→ **WORK REQUIRED**: Below are the records; pull every line that includes "Üzembe".

→ **DATA TO USE**:
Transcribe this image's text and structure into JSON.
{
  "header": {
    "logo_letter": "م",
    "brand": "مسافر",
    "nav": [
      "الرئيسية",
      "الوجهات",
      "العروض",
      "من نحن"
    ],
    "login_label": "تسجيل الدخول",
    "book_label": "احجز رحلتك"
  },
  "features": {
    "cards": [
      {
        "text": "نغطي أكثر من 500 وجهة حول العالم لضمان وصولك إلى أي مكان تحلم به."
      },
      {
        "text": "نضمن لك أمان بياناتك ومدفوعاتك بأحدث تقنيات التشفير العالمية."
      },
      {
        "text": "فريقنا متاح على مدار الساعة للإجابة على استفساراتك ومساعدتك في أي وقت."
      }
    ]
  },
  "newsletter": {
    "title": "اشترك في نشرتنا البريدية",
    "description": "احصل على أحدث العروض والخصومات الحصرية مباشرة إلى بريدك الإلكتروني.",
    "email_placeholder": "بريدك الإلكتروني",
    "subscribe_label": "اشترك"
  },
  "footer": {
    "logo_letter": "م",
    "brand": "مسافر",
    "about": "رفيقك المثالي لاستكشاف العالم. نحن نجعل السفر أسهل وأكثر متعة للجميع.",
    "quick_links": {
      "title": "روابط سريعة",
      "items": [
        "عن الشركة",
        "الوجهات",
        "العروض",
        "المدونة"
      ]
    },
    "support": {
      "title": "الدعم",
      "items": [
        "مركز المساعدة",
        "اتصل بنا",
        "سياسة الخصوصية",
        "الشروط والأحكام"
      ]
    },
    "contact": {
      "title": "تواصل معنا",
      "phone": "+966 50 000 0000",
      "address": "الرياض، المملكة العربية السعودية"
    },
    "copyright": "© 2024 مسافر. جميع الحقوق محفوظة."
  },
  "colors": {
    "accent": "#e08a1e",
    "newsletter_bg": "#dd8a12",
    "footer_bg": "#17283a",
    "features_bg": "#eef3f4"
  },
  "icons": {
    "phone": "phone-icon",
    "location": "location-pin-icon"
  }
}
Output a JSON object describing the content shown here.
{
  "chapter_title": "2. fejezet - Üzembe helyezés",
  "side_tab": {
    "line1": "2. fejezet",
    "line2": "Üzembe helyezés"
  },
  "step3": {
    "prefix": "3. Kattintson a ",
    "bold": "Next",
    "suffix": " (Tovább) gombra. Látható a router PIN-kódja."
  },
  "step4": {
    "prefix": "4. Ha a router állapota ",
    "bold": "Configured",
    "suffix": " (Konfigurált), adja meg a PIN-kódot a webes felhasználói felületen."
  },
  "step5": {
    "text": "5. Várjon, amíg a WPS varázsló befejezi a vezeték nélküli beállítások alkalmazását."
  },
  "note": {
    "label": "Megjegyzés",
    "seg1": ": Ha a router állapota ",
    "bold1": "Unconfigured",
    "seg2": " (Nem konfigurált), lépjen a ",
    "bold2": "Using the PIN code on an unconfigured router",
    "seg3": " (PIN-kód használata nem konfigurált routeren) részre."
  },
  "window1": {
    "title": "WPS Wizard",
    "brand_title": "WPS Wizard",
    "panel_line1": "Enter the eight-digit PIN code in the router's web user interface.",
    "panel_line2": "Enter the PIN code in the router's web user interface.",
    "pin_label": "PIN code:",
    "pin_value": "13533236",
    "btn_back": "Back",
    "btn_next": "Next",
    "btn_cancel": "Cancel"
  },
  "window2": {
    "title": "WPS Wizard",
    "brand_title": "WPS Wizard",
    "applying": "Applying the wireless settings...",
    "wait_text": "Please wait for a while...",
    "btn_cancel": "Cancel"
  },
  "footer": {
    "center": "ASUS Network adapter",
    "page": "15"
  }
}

→ **IN RESPONSE**:
  "chapter_title": "2. fejezet - Üzembe helyezés",
    "line2": "Üzembe helyezés"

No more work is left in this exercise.